## INSTRUCTIONS TO FOLLOW
Gather, from the listing beneath this task, every line holding the string "where".

## Dataset listings of figures

==============================

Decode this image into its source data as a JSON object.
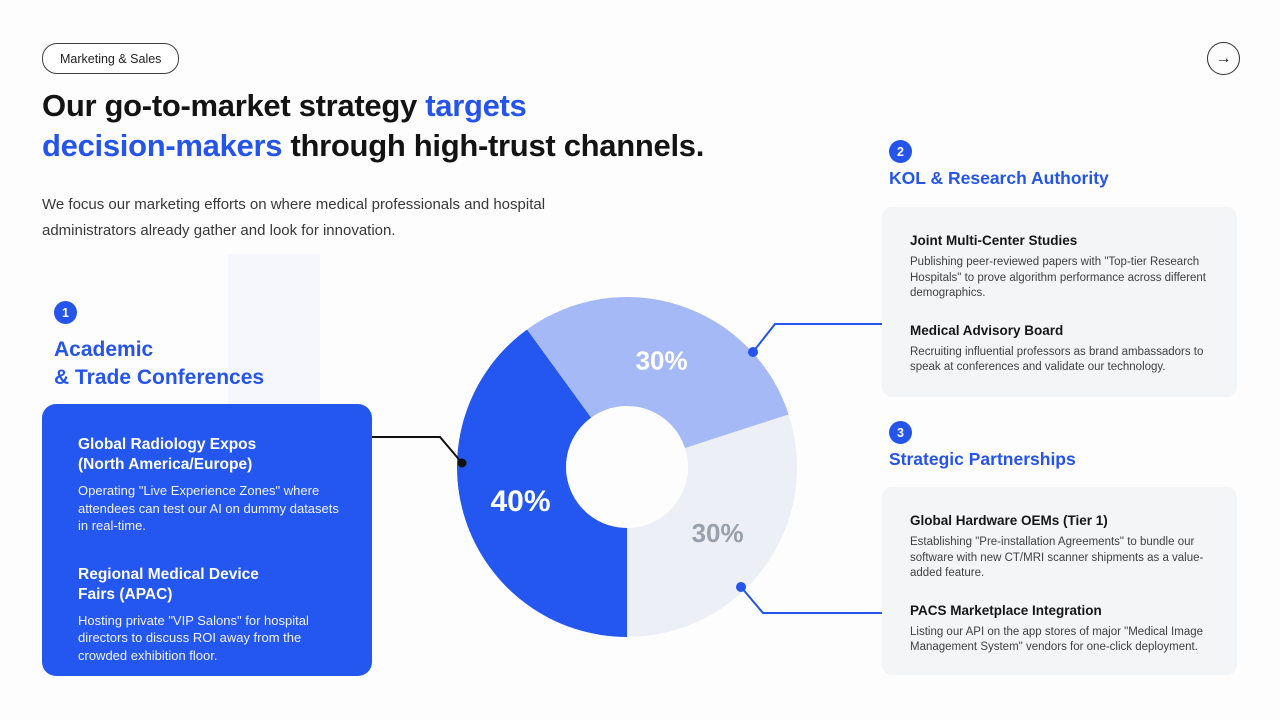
{
  "header": {
    "tag": "Marketing & Sales",
    "next_icon": "→"
  },
  "title": {
    "line1_black": "Our go-to-market strategy",
    "line1_blue": "targets",
    "line2_blue": "decision-makers",
    "line2_black": "through high-trust channels."
  },
  "subtitle": "We focus our marketing efforts on where medical professionals and hospital administrators already gather and look for innovation.",
  "sections": [
    {
      "number": "1",
      "heading_line1": "Academic",
      "heading_line2": "& Trade Conferences",
      "items": [
        {
          "title": "Global Radiology Expos\n(North America/Europe)",
          "desc": "Operating \"Live Experience Zones\" where attendees can test our AI on dummy datasets in real-time."
        },
        {
          "title": "Regional Medical Device\nFairs (APAC)",
          "desc": "Hosting private \"VIP Salons\" for hospital directors to discuss ROI away from the crowded exhibition floor."
        }
      ]
    },
    {
      "number": "2",
      "heading": "KOL & Research Authority",
      "items": [
        {
          "title": "Joint Multi-Center Studies",
          "desc": "Publishing peer-reviewed papers with \"Top-tier Research Hospitals\" to prove algorithm performance across different demographics."
        },
        {
          "title": "Medical Advisory Board",
          "desc": "Recruiting influential professors as brand ambassadors to speak at conferences and validate our technology."
        }
      ]
    },
    {
      "number": "3",
      "heading": "Strategic Partnerships",
      "items": [
        {
          "title": "Global Hardware OEMs (Tier 1)",
          "desc": "Establishing \"Pre-installation Agreements\" to bundle our software with new CT/MRI scanner shipments as a value-added feature."
        },
        {
          "title": "PACS Marketplace Integration",
          "desc": "Listing our API on the app stores of major \"Medical Image Management System\" vendors for one-click deployment."
        }
      ]
    }
  ],
  "chart_data": {
    "type": "pie",
    "subtype": "donut",
    "title": "",
    "start_angle_deg_clockwise_from_top": 180,
    "legend_position": "none",
    "segments": [
      {
        "label": "Academic & Trade Conferences",
        "value": 40,
        "display": "40%",
        "color": "#2457f0",
        "label_color": "#ffffff"
      },
      {
        "label": "KOL & Research Authority",
        "value": 30,
        "display": "30%",
        "color": "#a6b9f7",
        "label_color": "#ffffff"
      },
      {
        "label": "Strategic Partnerships",
        "value": 30,
        "display": "30%",
        "color": "#eceff5",
        "label_color": "#98a0ab"
      }
    ],
    "colors": {
      "accent": "#2454ec",
      "card_blue": "#2457f0",
      "pale_segment": "#eceff5",
      "muted_label": "#98a0ab"
    }
  }
}
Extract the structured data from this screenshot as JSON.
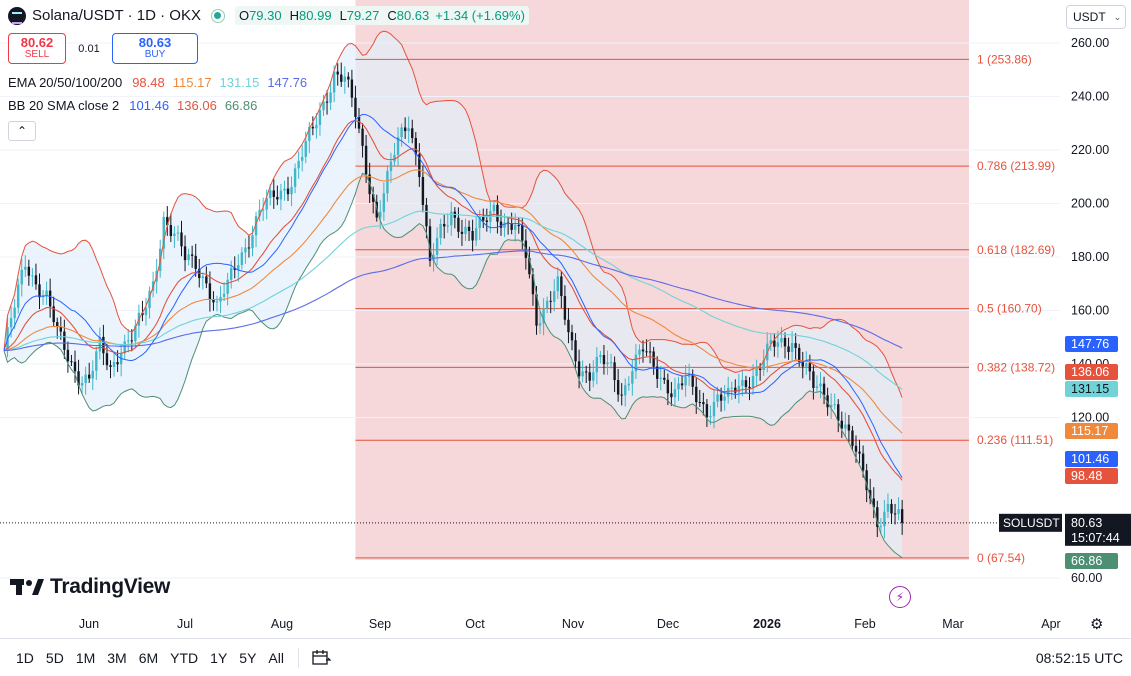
{
  "legend": {
    "symbol": "Solana/USDT · 1D · OKX",
    "o_label": "O",
    "o": "79.30",
    "h_label": "H",
    "h": "80.99",
    "l_label": "L",
    "l": "79.27",
    "c_label": "C",
    "c": "80.63",
    "change": "+1.34 (+1.69%)"
  },
  "trade": {
    "sell_price": "80.62",
    "sell_label": "SELL",
    "spread": "0.01",
    "buy_price": "80.63",
    "buy_label": "BUY"
  },
  "ema": {
    "name": "EMA 20/50/100/200",
    "values": [
      "98.48",
      "115.17",
      "131.15",
      "147.76"
    ],
    "colors": [
      "#e5533d",
      "#f0893c",
      "#6fd3d8",
      "#5b6bea"
    ]
  },
  "bb": {
    "name": "BB 20 SMA close 2",
    "values": [
      "101.46",
      "136.06",
      "66.86"
    ],
    "colors": [
      "#2962ff",
      "#e5533d",
      "#4c8f73"
    ]
  },
  "currency": "USDT",
  "logo": "TradingView",
  "timeframes": [
    "1D",
    "5D",
    "1M",
    "3M",
    "6M",
    "YTD",
    "1Y",
    "5Y",
    "All"
  ],
  "clock": "08:52:15 UTC",
  "chart_data": {
    "type": "candlestick",
    "symbol": "SOLUSDT",
    "last_price": 80.63,
    "countdown": "15:07:44",
    "ylim": [
      55,
      266
    ],
    "y_ticks": [
      60,
      120,
      140,
      160,
      180,
      200,
      220,
      240,
      260
    ],
    "x_ticks": [
      {
        "label": "Jun",
        "bold": false
      },
      {
        "label": "Jul",
        "bold": false
      },
      {
        "label": "Aug",
        "bold": false
      },
      {
        "label": "Sep",
        "bold": false
      },
      {
        "label": "Oct",
        "bold": false
      },
      {
        "label": "Nov",
        "bold": false
      },
      {
        "label": "Dec",
        "bold": false
      },
      {
        "label": "2026",
        "bold": true
      },
      {
        "label": "Feb",
        "bold": false
      },
      {
        "label": "Mar",
        "bold": false
      },
      {
        "label": "Apr",
        "bold": false
      }
    ],
    "fib_levels": [
      {
        "ratio": "1",
        "price": 253.86
      },
      {
        "ratio": "0.786",
        "price": 213.99
      },
      {
        "ratio": "0.618",
        "price": 182.69
      },
      {
        "ratio": "0.5",
        "price": 160.7
      },
      {
        "ratio": "0.382",
        "price": 138.72
      },
      {
        "ratio": "0.236",
        "price": 111.51
      },
      {
        "ratio": "0",
        "price": 67.54
      }
    ],
    "price_badges": [
      {
        "value": "147.76",
        "color": "#2962ff"
      },
      {
        "value": "136.06",
        "color": "#e5533d"
      },
      {
        "value": "131.15",
        "color": "#6fd3d8"
      },
      {
        "value": "115.17",
        "color": "#f0893c"
      },
      {
        "value": "101.46",
        "color": "#2962ff"
      },
      {
        "value": "98.48",
        "color": "#e5533d"
      },
      {
        "value": "66.86",
        "color": "#4c8f73"
      }
    ],
    "close_path": [
      [
        0,
        145
      ],
      [
        3,
        160
      ],
      [
        6,
        178
      ],
      [
        9,
        172
      ],
      [
        12,
        165
      ],
      [
        15,
        150
      ],
      [
        18,
        143
      ],
      [
        21,
        137
      ],
      [
        24,
        134
      ],
      [
        27,
        145
      ],
      [
        30,
        138
      ],
      [
        33,
        148
      ],
      [
        36,
        150
      ],
      [
        39,
        156
      ],
      [
        42,
        170
      ],
      [
        45,
        196
      ],
      [
        48,
        188
      ],
      [
        51,
        178
      ],
      [
        54,
        178
      ],
      [
        57,
        172
      ],
      [
        60,
        160
      ],
      [
        63,
        168
      ],
      [
        66,
        180
      ],
      [
        69,
        188
      ],
      [
        72,
        196
      ],
      [
        75,
        200
      ],
      [
        78,
        205
      ],
      [
        81,
        210
      ],
      [
        84,
        218
      ],
      [
        87,
        226
      ],
      [
        90,
        238
      ],
      [
        93,
        250
      ],
      [
        96,
        246
      ],
      [
        99,
        232
      ],
      [
        102,
        214
      ],
      [
        105,
        196
      ],
      [
        108,
        208
      ],
      [
        111,
        222
      ],
      [
        114,
        232
      ],
      [
        117,
        214
      ],
      [
        120,
        176
      ],
      [
        123,
        188
      ],
      [
        126,
        198
      ],
      [
        129,
        192
      ],
      [
        132,
        186
      ],
      [
        135,
        192
      ],
      [
        138,
        200
      ],
      [
        141,
        193
      ],
      [
        144,
        190
      ],
      [
        147,
        180
      ],
      [
        150,
        158
      ],
      [
        153,
        164
      ],
      [
        156,
        168
      ],
      [
        159,
        150
      ],
      [
        162,
        140
      ],
      [
        165,
        137
      ],
      [
        168,
        140
      ],
      [
        171,
        137
      ],
      [
        174,
        130
      ],
      [
        177,
        140
      ],
      [
        180,
        144
      ],
      [
        183,
        138
      ],
      [
        186,
        135
      ],
      [
        189,
        130
      ],
      [
        192,
        133
      ],
      [
        195,
        127
      ],
      [
        198,
        124
      ],
      [
        201,
        128
      ],
      [
        204,
        126
      ],
      [
        207,
        131
      ],
      [
        210,
        136
      ],
      [
        213,
        140
      ],
      [
        216,
        145
      ],
      [
        219,
        147
      ],
      [
        222,
        150
      ],
      [
        225,
        141
      ],
      [
        228,
        130
      ],
      [
        231,
        128
      ],
      [
        234,
        126
      ],
      [
        237,
        116
      ],
      [
        240,
        105
      ],
      [
        243,
        95
      ],
      [
        246,
        83
      ],
      [
        249,
        86
      ],
      [
        252,
        80.63
      ]
    ],
    "fib_zone_start": 99
  }
}
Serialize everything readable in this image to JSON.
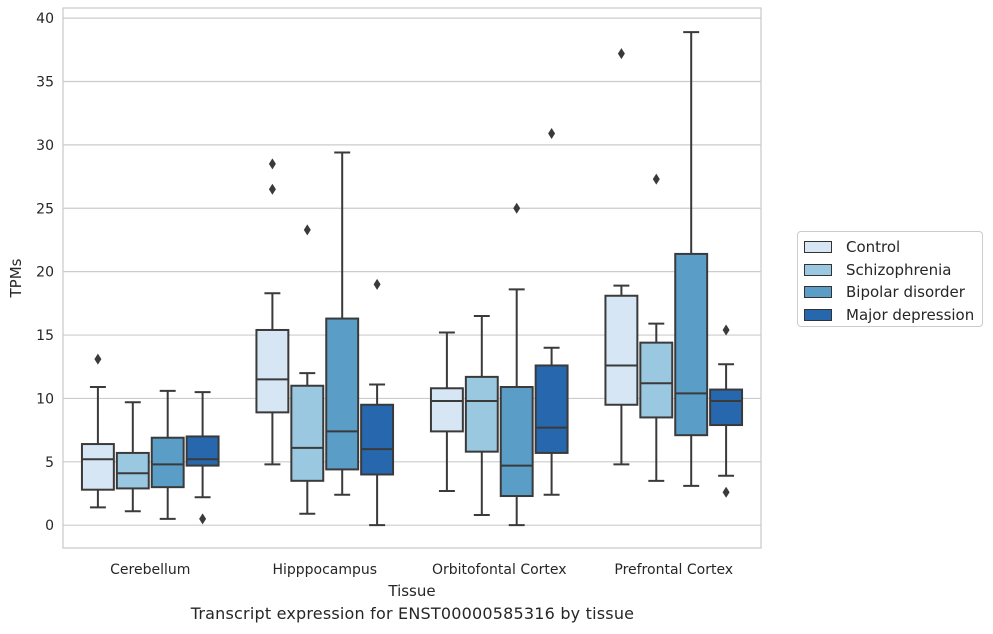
{
  "chart_data": {
    "type": "box",
    "xlabel": "Tissue",
    "ylabel": "TPMs",
    "caption": "Transcript expression for ENST00000585316 by tissue",
    "ylim": [
      -1.8,
      40.8
    ],
    "yticks": [
      0,
      5,
      10,
      15,
      20,
      25,
      30,
      35,
      40
    ],
    "grid": "horizontal",
    "legend_position": "right",
    "categories": [
      "Cerebellum",
      "Hipppocampus",
      "Orbitofontal Cortex",
      "Prefrontal Cortex"
    ],
    "series": [
      {
        "name": "Control",
        "color": "#d6e6f4",
        "boxes": [
          {
            "whisker_low": 1.4,
            "q1": 2.8,
            "median": 5.2,
            "q3": 6.4,
            "whisker_high": 10.9,
            "outliers": [
              13.1
            ]
          },
          {
            "whisker_low": 4.8,
            "q1": 8.9,
            "median": 11.5,
            "q3": 15.4,
            "whisker_high": 18.3,
            "outliers": [
              26.5,
              28.5
            ]
          },
          {
            "whisker_low": 2.7,
            "q1": 7.4,
            "median": 9.8,
            "q3": 10.8,
            "whisker_high": 15.2,
            "outliers": []
          },
          {
            "whisker_low": 4.8,
            "q1": 9.5,
            "median": 12.6,
            "q3": 18.1,
            "whisker_high": 18.9,
            "outliers": [
              37.2
            ]
          }
        ]
      },
      {
        "name": "Schizophrenia",
        "color": "#9ac8e0",
        "boxes": [
          {
            "whisker_low": 1.1,
            "q1": 2.9,
            "median": 4.1,
            "q3": 5.7,
            "whisker_high": 9.7,
            "outliers": []
          },
          {
            "whisker_low": 0.9,
            "q1": 3.5,
            "median": 6.1,
            "q3": 11.0,
            "whisker_high": 12.0,
            "outliers": [
              23.3
            ]
          },
          {
            "whisker_low": 0.8,
            "q1": 5.8,
            "median": 9.8,
            "q3": 11.7,
            "whisker_high": 16.5,
            "outliers": []
          },
          {
            "whisker_low": 3.5,
            "q1": 8.5,
            "median": 11.2,
            "q3": 14.4,
            "whisker_high": 15.9,
            "outliers": [
              27.3
            ]
          }
        ]
      },
      {
        "name": "Bipolar disorder",
        "color": "#5a9ec8",
        "boxes": [
          {
            "whisker_low": 0.5,
            "q1": 3.0,
            "median": 4.8,
            "q3": 6.9,
            "whisker_high": 10.6,
            "outliers": []
          },
          {
            "whisker_low": 2.4,
            "q1": 4.4,
            "median": 7.4,
            "q3": 16.3,
            "whisker_high": 29.4,
            "outliers": []
          },
          {
            "whisker_low": 0.0,
            "q1": 2.3,
            "median": 4.7,
            "q3": 10.9,
            "whisker_high": 18.6,
            "outliers": [
              25.0
            ]
          },
          {
            "whisker_low": 3.1,
            "q1": 7.1,
            "median": 10.4,
            "q3": 21.4,
            "whisker_high": 38.9,
            "outliers": []
          }
        ]
      },
      {
        "name": "Major depression",
        "color": "#2767ad",
        "boxes": [
          {
            "whisker_low": 2.2,
            "q1": 4.7,
            "median": 5.2,
            "q3": 7.0,
            "whisker_high": 10.5,
            "outliers": [
              0.5
            ]
          },
          {
            "whisker_low": 0.0,
            "q1": 4.0,
            "median": 6.0,
            "q3": 9.5,
            "whisker_high": 11.1,
            "outliers": [
              19.0
            ]
          },
          {
            "whisker_low": 2.4,
            "q1": 5.7,
            "median": 7.7,
            "q3": 12.6,
            "whisker_high": 14.0,
            "outliers": [
              30.9
            ]
          },
          {
            "whisker_low": 3.9,
            "q1": 7.9,
            "median": 9.8,
            "q3": 10.7,
            "whisker_high": 12.7,
            "outliers": [
              2.6,
              15.4
            ]
          }
        ]
      }
    ]
  }
}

==============================

## FINISHED ANSWER
  "subtitle": "We focus our marketing efforts on where medical professionals and hospital administrators already gather and look for innovation.",
          "desc": "Operating \"Live Experience Zones\" where attendees can test our AI on dummy datasets in real-time."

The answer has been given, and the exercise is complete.